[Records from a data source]
___
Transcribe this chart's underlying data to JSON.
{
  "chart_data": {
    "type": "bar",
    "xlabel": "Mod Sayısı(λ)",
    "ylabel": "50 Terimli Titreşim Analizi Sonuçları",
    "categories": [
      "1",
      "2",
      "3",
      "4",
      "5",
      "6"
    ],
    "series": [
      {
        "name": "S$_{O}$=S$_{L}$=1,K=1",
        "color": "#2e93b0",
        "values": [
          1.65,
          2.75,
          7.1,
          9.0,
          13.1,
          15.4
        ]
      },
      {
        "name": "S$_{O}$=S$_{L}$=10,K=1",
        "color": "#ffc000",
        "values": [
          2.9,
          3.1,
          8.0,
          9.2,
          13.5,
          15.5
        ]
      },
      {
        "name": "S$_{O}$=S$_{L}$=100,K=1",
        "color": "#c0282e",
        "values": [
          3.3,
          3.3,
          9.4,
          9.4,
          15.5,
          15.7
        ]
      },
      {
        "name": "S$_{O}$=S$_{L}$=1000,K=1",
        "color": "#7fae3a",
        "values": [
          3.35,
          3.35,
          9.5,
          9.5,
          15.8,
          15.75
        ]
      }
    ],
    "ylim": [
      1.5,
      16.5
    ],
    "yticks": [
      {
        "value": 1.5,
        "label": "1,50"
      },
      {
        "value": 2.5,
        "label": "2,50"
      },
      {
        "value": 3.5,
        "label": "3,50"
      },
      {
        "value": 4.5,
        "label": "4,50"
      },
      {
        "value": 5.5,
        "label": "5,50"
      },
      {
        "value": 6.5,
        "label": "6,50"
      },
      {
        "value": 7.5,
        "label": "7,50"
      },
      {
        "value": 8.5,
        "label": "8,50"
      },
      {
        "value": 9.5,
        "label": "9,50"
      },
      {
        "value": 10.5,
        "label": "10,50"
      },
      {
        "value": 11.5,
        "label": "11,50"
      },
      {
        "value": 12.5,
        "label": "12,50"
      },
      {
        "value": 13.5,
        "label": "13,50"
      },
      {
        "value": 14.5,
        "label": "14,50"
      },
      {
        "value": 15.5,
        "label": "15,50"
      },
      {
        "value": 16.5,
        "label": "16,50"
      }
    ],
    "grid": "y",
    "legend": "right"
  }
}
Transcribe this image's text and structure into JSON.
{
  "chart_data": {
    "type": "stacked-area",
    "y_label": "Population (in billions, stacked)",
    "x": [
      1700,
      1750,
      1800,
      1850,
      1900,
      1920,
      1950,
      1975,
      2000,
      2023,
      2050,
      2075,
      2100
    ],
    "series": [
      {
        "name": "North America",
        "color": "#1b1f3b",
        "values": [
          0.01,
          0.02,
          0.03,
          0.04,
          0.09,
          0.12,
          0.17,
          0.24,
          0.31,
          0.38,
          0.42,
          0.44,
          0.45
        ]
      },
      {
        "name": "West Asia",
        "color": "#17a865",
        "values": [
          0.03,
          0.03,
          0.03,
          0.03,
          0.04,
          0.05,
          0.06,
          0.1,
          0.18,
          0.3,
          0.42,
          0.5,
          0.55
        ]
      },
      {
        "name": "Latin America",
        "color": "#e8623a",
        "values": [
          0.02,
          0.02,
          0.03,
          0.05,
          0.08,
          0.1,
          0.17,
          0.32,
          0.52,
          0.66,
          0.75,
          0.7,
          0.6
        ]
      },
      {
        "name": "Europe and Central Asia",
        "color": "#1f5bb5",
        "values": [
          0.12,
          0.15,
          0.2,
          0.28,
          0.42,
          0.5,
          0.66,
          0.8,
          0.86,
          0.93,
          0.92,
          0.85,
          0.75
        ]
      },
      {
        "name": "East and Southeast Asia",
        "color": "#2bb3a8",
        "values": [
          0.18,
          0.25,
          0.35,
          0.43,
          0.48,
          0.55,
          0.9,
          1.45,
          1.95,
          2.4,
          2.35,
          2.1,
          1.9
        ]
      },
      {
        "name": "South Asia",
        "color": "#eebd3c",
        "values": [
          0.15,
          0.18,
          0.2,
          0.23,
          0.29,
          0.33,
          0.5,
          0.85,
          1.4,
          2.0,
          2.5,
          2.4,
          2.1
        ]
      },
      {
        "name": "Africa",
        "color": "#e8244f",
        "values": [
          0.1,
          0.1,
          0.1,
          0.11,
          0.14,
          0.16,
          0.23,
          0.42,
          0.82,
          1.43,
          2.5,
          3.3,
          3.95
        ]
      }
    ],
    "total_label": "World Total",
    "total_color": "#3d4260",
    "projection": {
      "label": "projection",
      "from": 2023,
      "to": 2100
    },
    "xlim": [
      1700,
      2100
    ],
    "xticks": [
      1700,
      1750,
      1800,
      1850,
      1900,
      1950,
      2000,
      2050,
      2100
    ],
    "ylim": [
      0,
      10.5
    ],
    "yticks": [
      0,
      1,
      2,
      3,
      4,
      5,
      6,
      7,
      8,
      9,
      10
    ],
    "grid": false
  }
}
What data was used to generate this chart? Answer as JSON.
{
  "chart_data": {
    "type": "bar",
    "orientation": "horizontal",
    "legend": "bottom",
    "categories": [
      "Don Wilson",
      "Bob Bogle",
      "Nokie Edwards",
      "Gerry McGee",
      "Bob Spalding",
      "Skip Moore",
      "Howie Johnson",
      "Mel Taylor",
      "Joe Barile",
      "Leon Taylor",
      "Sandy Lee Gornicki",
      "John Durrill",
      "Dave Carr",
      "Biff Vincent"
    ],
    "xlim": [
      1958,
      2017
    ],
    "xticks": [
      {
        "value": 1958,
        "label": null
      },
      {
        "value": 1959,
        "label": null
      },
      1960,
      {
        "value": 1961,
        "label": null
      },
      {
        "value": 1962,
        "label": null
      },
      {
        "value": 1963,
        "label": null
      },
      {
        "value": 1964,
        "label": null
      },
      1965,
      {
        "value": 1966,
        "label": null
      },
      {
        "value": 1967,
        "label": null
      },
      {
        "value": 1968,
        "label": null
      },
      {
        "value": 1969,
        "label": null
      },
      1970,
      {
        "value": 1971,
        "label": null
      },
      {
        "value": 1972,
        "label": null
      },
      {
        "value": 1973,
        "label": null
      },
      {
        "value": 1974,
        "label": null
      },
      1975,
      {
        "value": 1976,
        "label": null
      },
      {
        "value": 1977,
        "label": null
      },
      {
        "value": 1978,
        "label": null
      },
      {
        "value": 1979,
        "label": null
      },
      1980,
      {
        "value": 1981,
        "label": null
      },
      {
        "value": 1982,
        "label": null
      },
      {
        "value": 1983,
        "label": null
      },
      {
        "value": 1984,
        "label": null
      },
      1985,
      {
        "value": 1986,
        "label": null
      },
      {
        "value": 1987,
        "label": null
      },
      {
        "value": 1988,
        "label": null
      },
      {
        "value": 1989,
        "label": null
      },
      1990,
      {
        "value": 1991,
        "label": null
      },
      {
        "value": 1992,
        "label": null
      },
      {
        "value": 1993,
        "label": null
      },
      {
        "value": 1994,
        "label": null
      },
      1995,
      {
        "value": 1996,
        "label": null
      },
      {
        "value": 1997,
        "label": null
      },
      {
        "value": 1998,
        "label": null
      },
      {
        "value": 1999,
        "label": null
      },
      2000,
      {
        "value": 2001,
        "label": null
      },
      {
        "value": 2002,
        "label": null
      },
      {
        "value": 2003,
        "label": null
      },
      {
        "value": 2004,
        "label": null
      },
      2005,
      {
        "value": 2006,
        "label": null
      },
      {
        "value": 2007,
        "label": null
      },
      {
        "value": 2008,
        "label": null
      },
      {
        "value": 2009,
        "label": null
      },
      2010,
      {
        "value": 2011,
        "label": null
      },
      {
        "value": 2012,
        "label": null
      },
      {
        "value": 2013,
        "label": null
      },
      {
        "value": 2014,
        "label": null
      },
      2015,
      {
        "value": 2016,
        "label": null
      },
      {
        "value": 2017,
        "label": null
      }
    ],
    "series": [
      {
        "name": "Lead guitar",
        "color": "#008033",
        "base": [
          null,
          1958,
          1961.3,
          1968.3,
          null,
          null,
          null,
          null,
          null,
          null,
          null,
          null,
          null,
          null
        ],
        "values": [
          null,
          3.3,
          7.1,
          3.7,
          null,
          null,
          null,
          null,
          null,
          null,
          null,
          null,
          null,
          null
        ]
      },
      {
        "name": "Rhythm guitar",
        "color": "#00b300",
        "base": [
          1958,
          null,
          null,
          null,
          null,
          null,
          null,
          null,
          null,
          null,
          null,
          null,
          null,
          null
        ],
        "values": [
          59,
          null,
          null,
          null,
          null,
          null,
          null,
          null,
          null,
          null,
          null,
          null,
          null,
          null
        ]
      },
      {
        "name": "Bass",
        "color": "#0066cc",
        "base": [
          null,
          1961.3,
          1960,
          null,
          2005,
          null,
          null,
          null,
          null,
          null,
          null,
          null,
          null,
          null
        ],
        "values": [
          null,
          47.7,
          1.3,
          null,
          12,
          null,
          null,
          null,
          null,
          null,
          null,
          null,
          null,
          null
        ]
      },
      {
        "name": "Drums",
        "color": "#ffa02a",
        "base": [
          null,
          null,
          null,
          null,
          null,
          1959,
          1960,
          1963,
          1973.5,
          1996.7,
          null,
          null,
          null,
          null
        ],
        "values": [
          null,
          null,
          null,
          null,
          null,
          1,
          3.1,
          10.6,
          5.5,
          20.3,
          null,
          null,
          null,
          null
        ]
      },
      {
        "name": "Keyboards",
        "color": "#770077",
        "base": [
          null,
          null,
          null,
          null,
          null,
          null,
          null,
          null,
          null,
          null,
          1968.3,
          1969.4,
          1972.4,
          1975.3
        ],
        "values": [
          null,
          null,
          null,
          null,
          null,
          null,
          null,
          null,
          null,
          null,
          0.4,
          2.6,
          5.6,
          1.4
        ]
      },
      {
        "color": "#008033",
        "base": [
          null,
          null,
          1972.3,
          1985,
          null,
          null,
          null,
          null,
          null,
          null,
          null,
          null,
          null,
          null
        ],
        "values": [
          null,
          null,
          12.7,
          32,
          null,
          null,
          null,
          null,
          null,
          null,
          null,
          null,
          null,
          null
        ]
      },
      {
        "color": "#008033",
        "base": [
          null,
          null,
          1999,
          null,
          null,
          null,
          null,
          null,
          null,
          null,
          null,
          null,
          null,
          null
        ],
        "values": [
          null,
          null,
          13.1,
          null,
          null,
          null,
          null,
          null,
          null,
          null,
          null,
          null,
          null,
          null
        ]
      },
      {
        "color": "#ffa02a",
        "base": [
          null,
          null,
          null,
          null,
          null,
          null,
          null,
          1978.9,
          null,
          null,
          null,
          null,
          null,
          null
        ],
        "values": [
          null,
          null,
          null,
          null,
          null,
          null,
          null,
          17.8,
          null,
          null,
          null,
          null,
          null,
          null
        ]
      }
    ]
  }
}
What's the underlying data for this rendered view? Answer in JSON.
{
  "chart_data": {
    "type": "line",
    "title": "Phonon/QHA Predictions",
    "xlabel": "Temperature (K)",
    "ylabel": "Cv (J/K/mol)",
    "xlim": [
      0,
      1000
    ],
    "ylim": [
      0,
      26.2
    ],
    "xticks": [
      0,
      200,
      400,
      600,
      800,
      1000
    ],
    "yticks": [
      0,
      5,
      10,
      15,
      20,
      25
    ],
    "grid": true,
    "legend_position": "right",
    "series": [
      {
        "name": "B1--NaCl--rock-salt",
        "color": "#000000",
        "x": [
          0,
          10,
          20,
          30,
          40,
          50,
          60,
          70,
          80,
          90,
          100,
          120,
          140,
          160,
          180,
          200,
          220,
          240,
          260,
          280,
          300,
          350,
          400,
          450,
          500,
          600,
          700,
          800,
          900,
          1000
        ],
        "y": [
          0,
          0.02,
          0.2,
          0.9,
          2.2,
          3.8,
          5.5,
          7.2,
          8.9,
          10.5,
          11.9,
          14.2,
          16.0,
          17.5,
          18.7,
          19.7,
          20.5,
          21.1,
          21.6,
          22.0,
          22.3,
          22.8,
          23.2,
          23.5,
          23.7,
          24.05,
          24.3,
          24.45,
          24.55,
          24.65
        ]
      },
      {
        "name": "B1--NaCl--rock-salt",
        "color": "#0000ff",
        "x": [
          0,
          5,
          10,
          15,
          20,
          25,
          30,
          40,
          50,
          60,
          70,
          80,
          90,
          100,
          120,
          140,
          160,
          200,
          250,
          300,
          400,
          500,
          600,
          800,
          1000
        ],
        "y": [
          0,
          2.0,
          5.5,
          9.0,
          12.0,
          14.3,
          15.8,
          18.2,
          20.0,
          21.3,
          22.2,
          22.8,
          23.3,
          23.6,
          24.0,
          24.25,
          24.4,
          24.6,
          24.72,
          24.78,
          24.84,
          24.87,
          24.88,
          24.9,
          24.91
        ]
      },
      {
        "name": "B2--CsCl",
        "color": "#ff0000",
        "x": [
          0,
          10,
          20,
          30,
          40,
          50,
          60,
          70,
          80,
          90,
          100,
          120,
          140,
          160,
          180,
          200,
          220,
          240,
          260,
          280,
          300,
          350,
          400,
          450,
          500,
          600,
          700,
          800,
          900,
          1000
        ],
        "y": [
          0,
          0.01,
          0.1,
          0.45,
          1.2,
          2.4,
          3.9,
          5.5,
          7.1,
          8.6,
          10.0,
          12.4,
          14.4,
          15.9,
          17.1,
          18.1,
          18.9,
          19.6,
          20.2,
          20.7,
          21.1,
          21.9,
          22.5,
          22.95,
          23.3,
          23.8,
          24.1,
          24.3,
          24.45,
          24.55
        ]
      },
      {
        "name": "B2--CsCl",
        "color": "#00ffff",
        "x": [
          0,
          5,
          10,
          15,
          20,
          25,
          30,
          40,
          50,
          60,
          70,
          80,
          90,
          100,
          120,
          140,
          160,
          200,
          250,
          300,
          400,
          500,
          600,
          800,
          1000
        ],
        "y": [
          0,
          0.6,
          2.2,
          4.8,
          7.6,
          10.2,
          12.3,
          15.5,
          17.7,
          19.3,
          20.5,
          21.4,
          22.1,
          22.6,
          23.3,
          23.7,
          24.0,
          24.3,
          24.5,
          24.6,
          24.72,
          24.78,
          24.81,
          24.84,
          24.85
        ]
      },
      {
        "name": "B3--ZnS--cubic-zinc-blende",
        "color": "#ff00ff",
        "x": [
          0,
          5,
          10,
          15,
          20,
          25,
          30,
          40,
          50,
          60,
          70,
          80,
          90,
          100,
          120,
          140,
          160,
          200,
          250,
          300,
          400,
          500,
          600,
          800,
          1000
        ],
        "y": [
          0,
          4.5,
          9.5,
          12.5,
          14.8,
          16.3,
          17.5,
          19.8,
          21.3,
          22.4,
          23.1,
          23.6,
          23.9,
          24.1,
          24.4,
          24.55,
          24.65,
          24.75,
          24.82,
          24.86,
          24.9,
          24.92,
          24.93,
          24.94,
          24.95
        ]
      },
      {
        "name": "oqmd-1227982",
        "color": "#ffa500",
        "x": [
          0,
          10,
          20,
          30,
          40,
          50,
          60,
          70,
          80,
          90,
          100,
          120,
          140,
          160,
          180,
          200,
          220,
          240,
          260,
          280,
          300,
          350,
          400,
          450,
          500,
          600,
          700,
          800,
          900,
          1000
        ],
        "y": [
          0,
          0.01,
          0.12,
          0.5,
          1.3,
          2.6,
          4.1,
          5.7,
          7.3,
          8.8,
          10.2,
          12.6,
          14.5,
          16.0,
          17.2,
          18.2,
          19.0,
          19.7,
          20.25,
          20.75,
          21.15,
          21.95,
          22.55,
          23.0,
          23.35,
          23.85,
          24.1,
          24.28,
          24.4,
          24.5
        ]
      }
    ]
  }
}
___
- **PROBLEM DESCRIPTION**: Find the count of lines in the data above where the string "this" occurs. Provide that number alone.

- **EXERCISE ANSWER**: 4